--- START Document extract ---
A path to citizenship for undocumented immigrants is akin to rewarding lawbreakers, Texas Agriculture Commissioner Todd Staples wrote Thursday in a letter to U.S. Sen. Marco Rubio, R-Fla.

Evan Smith talks with Agriculture Commissioner Todd Staples during a TribLive event on May 2, 2013.

Immigration reform with a pathway to citizenship is akin to awarding a consolation prize to people who break the law, Texas Agriculture Commissioner Todd Staples told U.S. Sen. Marco Rubio in a letter Thursday.

In his letter to the Florida Republican, Staples, who is running for lieutenant governor in 2014, added that millions of people are in the country illegally not because the current system’s legalization process is flawed, but instead because of an inept worker-visa system.

“One element that is essential for this corrected status to not be amnesty is that it include a meaningful and just fine for circumventing our laws, not the minor nuisance amounts being contemplated today,” Staples told Rubio.

Rubio is part of the U.S. Senate's bipartisan “Gang of Eight,” whose bill to overhaul the country’s immigration began a weeks-long mark-up this week. Staples’ letter is in response to Rubio’s request for comments on the proposal, which Staples has criticized since it was made public last month.

Staples said Texas officials “understand the challenges of border security and immigration.” Security, he said, should not be “delayed further by unnecessary and political debates on how to change our citizenship laws.”

Instead, he wrote, the Department of Homeland Security should shed the notion that a person hiding in the South Texas brush land is simply here illegally in search of employment.

“The current DHS administration has declared the border safe. How can the same Department be trusted to strengthen security efforts when they make a declaration that is clearly untrue?” he wrote.

But he acknowledges there is a need to bring undocumented immigrants “out of the shadows” in a way that places them on a pathway to legal residency. Citizenship, he said, should be an option for people who go through the process “like everyone else.”

Staples sent the letter the day after U.S. Sen. Ted Cruz, R-Texas, filed five amendments to the “Gang of Eight” measure, including one that would ban anyone ever who spent any time in the country illegally from obtaining citizenship, and another calling for DHS to triple the amount of U.S. Border Patrol agents on the border.
--- END Document extract ---
--- START Stored rows ---
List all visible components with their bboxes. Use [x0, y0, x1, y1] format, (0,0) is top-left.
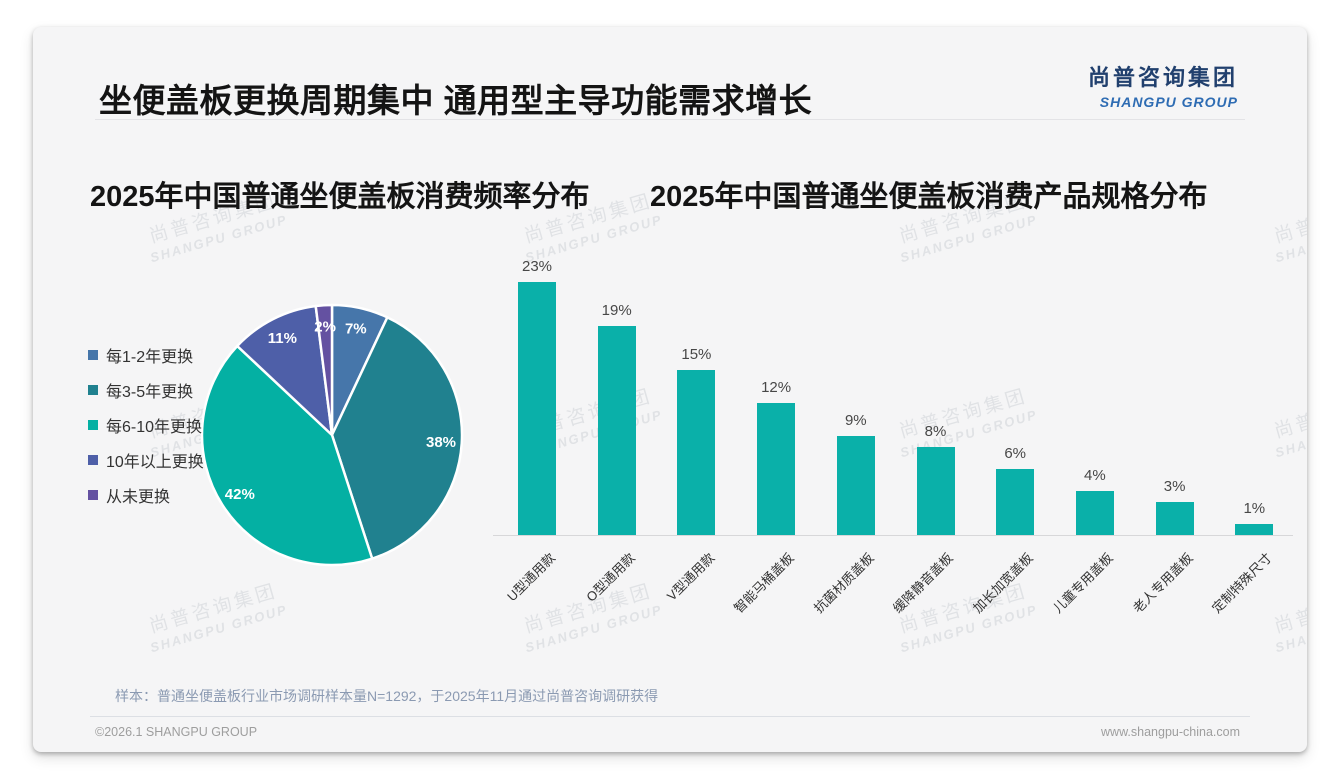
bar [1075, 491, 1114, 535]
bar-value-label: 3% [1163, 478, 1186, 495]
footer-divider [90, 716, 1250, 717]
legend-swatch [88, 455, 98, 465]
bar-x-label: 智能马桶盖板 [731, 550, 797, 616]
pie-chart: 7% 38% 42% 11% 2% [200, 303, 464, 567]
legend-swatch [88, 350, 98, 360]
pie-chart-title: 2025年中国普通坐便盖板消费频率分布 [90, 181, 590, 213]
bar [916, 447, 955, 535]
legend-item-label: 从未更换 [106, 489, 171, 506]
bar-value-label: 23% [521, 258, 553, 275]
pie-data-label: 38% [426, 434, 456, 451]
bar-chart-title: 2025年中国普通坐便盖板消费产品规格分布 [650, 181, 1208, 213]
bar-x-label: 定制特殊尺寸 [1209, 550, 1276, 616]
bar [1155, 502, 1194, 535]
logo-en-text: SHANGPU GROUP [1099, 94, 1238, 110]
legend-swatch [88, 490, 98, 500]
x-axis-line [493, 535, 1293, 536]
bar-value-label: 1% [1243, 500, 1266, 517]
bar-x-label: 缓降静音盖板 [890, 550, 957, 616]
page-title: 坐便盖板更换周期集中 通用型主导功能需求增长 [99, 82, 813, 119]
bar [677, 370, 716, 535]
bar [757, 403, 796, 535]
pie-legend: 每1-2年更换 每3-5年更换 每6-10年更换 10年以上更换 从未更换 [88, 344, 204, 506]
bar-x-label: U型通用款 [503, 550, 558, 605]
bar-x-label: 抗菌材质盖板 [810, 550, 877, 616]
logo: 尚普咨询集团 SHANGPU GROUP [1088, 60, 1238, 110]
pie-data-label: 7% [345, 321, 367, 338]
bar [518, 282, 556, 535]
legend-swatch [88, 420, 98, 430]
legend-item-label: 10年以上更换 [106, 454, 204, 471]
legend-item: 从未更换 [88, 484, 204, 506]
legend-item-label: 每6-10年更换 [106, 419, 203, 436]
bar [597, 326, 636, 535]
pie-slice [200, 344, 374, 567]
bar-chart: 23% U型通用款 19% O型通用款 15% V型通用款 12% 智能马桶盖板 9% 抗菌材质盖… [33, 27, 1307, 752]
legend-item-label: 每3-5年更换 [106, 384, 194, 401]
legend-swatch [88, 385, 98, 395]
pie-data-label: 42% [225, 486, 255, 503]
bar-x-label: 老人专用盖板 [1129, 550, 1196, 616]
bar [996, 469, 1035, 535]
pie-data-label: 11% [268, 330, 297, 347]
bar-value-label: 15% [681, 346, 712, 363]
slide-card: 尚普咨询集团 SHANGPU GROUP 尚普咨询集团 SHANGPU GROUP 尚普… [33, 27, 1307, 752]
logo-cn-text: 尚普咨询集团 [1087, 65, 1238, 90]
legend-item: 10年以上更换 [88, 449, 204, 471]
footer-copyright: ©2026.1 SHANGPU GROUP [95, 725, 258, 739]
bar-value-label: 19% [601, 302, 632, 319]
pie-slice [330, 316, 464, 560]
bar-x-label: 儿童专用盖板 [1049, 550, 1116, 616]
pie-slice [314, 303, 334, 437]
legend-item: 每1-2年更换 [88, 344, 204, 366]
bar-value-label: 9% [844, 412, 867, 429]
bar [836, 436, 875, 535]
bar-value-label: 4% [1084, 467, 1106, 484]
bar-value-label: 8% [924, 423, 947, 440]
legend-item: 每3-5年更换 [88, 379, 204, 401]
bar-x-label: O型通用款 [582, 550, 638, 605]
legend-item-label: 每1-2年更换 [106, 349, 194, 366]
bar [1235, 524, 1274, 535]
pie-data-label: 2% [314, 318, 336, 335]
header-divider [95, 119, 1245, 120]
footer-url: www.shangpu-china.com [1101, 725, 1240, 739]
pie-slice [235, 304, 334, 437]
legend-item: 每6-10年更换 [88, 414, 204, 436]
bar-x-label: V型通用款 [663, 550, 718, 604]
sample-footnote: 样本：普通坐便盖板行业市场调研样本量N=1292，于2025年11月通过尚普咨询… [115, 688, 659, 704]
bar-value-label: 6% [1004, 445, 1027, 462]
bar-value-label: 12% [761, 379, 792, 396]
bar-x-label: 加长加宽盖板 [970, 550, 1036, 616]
--- END Stored rows ---
--- START Stored rows ---
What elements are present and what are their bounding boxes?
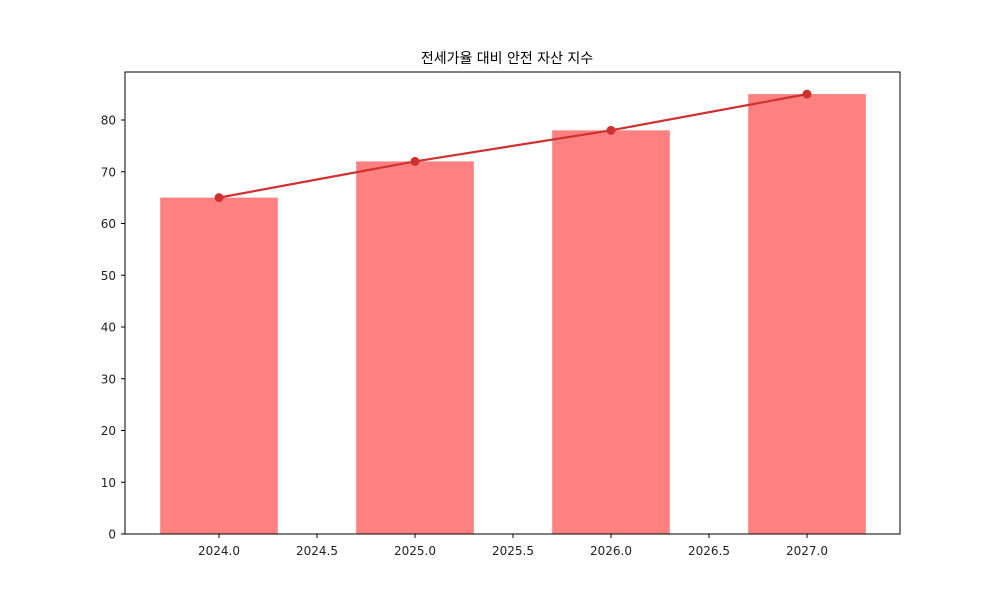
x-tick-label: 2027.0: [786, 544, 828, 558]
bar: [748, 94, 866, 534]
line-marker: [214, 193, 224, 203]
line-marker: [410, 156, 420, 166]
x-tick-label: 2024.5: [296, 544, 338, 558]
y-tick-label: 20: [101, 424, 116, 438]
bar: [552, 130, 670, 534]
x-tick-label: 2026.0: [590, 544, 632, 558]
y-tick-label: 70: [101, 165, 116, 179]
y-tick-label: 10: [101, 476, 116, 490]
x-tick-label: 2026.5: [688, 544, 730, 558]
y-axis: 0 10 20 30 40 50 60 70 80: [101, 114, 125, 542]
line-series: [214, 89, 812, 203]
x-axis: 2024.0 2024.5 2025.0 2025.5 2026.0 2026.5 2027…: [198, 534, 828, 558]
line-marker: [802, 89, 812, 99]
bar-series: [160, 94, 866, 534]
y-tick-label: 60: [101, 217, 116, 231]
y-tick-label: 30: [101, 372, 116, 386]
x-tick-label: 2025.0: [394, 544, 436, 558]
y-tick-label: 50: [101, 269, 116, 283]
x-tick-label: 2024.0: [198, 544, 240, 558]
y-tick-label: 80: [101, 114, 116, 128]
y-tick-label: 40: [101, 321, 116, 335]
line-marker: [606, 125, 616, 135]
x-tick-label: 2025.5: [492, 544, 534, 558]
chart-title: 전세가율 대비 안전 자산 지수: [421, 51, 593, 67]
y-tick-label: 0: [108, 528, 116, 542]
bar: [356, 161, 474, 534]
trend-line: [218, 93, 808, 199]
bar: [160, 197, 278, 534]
--- END Stored rows ---
• Requirements
[1] Can you reproduce the lines of the first listing from the line with "bar [1075, 491, 1114, 535]" up to and including the line with "bar-x-label: U型通用款 [503, 550, 558, 605]"?
[2] Can you carry on the article about Todd Staples's immigration letter to Marco Rubio from its last sentence?
The listings have no connection to the article.

• Expected results
[1]
bar [1075, 491, 1114, 535]
bar-value-label: 3% [1163, 478, 1186, 495]
footer-divider [90, 716, 1250, 717]
legend-swatch [88, 455, 98, 465]
bar-x-label: 智能马桶盖板 [731, 550, 797, 616]
pie-chart: 7% 38% 42% 11% 2% [200, 303, 464, 567]
legend-swatch [88, 350, 98, 360]
pie-chart-title: 2025年中国普通坐便盖板消费频率分布 [90, 181, 590, 213]
bar [916, 447, 955, 535]
legend-item-label: 从未更换 [106, 489, 171, 506]
bar-value-label: 23% [521, 258, 553, 275]
pie-data-label: 38% [426, 434, 456, 451]
bar-chart-title: 2025年中国普通坐便盖板消费产品规格分布 [650, 181, 1208, 213]
bar-x-label: 定制特殊尺寸 [1209, 550, 1276, 616]
bar [1155, 502, 1194, 535]
logo-en-text: SHANGPU GROUP [1099, 94, 1238, 110]
legend-swatch [88, 490, 98, 500]
x-axis-line [493, 535, 1293, 536]
bar-value-label: 1% [1243, 500, 1266, 517]
bar-x-label: 缓降静音盖板 [890, 550, 957, 616]
page-title: 坐便盖板更换周期集中 通用型主导功能需求增长 [99, 82, 813, 119]
bar [677, 370, 716, 535]
bar [757, 403, 796, 535]
pie-legend: 每1-2年更换 每3-5年更换 每6-10年更换 10年以上更换 从未更换 [88, 344, 204, 506]
bar-x-label: U型通用款 [503, 550, 558, 605]

[2]
In remarks before the U.S. Senate Judiciary Committee on Thursday, Cruz warned that the automatic opposition to Republican amendments by the committee’s Democratic majority could derail the entire effort.

“I very much hope that what we are embarking on will prove to be a real markup and it will be, I hope, a process to improve this bill,” he said. “The majority has the votes on this committee to vote down every minority amendment, or virtually every minority amendment, if it so chooses. I hope the majority does not take that approach. We have seen that approach in prior instances, and that is not an approach that, in my view, leads to passing a bill.”

U.S. Sen. John Cornyn, R-Texas, also addressed the committee and urged more resources for the border. Last month Cornyn and U.S. Rep. Michael McCaul, R-Austin, who chairs the House Committee on Homeland Security, filed companion bills that would create security goals that DHS must meet before immigration reform advances.

“This debate is about our most deeply held values. One of those is respect for the rule of law,” Cornyn said. “For too long, our immigration laws have gone unenforced and have been violated with impunity. Our effort to fix the broken immigration system must begin at the border — where we must set objective, realistic goals and then meet those goals.”

The Senate must also address visa overstays, Cornyn added, saying that 40 percent of the people in the country illegally entered legally via a government-issued visa.

“We had passed a law in 1996 mandating an entry-exit system which has never, ever been implemented,” he said.